Which lines hold the string "this"? Copy every one of them.

Records from a data source
========================

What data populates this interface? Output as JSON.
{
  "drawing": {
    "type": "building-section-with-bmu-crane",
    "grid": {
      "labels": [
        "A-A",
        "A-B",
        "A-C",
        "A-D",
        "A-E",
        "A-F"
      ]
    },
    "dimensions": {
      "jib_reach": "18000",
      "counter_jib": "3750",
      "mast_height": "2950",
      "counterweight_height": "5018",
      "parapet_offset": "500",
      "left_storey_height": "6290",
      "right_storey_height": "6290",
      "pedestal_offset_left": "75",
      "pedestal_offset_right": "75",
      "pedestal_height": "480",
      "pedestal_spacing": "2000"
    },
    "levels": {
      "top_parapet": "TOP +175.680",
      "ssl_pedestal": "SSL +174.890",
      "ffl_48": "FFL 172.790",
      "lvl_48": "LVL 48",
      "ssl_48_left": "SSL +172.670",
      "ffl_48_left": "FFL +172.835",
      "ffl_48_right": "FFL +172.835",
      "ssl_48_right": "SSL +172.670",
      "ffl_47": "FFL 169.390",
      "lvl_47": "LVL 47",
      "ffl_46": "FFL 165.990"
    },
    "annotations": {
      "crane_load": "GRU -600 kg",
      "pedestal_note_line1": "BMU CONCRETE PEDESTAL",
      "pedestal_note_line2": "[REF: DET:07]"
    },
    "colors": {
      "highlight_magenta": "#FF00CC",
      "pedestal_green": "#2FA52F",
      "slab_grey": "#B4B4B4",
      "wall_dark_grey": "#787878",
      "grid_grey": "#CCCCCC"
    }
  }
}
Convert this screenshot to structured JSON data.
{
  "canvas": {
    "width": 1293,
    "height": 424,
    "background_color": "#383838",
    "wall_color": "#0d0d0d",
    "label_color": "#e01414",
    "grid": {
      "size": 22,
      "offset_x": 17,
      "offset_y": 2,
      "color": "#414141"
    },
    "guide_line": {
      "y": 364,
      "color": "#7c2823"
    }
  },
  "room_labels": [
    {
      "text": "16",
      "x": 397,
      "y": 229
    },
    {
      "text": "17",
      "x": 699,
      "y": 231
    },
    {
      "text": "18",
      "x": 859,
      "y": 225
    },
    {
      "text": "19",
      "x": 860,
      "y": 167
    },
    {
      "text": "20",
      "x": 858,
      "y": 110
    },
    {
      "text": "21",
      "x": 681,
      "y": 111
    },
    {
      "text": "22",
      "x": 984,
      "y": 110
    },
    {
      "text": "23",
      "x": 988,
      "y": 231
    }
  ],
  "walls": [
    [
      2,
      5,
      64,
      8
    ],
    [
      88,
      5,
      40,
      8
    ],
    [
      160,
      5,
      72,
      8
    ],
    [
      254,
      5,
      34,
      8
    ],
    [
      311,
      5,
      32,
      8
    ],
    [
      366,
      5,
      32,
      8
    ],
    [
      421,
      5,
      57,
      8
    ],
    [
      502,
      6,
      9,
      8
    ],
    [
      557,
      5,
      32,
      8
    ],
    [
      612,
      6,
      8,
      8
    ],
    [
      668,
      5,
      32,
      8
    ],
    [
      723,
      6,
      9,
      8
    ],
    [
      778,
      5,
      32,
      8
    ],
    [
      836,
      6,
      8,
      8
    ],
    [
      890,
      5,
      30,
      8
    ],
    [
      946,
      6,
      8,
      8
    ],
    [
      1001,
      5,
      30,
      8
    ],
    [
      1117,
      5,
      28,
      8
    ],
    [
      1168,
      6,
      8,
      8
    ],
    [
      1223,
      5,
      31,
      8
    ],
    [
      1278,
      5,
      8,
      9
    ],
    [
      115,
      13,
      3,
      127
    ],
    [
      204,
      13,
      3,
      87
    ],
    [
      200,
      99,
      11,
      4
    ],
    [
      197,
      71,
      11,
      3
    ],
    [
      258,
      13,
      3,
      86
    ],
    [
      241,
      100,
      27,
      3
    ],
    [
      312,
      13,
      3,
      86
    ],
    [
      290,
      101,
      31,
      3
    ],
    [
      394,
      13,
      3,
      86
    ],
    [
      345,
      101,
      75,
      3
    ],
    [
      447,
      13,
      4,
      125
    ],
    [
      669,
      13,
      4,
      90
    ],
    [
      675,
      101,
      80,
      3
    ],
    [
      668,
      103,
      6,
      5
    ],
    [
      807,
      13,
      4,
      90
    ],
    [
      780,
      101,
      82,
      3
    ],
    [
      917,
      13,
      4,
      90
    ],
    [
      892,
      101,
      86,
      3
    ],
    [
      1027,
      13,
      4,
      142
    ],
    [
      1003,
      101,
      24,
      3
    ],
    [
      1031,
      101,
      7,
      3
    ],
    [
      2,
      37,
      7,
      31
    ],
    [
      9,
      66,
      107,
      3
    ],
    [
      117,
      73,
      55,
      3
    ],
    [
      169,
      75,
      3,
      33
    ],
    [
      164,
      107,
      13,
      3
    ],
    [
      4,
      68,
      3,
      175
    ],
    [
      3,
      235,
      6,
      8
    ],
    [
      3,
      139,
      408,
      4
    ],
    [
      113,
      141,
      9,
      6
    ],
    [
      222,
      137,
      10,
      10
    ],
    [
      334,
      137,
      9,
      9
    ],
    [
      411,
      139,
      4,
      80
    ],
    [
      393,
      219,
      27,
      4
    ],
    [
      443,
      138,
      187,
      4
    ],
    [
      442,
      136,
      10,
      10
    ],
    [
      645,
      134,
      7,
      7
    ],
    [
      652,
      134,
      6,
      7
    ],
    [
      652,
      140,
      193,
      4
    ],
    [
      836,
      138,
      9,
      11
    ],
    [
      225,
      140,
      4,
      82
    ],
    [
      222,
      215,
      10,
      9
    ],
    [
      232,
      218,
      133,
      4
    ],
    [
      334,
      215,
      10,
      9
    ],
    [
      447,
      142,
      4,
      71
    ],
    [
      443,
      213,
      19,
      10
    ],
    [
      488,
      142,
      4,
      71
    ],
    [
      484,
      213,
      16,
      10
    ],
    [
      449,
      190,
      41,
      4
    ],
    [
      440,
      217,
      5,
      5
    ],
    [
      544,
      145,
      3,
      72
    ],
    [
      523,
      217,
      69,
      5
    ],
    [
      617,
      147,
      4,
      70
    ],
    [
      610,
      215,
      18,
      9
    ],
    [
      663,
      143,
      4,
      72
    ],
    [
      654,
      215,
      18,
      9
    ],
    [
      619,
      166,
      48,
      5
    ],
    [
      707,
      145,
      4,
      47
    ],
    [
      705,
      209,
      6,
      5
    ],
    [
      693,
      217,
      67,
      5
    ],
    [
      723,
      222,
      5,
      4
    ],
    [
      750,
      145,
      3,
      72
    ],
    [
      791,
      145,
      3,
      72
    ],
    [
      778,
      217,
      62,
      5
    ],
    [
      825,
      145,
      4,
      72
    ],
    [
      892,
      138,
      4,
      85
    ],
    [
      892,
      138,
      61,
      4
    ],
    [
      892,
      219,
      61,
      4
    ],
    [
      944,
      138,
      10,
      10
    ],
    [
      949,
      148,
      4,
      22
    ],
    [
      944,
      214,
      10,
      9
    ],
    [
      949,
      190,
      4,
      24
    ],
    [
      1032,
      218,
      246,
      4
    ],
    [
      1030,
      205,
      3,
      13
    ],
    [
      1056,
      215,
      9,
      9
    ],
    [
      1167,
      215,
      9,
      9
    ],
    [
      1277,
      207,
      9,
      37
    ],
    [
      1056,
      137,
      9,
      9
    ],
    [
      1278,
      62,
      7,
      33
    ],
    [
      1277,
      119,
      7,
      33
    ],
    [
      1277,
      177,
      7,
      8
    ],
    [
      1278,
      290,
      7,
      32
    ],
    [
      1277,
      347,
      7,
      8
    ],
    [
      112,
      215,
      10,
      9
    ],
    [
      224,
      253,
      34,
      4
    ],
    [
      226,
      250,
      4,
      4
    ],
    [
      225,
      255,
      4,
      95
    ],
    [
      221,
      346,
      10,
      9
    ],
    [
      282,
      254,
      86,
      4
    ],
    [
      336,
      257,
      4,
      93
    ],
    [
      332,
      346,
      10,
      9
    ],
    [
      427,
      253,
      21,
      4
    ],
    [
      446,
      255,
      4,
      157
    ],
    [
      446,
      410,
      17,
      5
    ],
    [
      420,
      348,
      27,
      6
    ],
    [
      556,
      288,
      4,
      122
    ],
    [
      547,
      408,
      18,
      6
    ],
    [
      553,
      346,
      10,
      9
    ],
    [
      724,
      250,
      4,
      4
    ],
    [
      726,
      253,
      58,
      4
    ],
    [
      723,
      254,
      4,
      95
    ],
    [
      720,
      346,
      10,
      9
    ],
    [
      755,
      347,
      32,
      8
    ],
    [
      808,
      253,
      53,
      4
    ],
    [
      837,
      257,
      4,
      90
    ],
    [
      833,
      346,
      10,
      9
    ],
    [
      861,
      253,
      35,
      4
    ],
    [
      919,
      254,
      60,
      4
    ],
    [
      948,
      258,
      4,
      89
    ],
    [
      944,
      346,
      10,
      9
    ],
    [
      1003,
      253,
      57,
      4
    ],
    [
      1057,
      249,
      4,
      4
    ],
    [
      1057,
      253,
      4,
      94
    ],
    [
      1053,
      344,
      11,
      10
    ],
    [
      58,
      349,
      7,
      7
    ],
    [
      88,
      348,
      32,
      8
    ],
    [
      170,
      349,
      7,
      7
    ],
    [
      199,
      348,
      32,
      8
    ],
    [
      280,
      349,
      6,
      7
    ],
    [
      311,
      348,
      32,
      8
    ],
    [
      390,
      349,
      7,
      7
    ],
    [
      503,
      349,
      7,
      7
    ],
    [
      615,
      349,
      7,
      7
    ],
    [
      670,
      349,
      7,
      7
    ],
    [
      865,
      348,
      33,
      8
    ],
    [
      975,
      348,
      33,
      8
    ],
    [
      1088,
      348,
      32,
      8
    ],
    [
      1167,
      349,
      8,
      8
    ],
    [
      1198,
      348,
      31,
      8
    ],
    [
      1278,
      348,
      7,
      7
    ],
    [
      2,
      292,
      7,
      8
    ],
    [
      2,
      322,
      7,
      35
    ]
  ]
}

========================

#### [THE COMPLETED TASK]
What data populates this interface? Output as JSON.
Convert this screenshot to structured JSON data.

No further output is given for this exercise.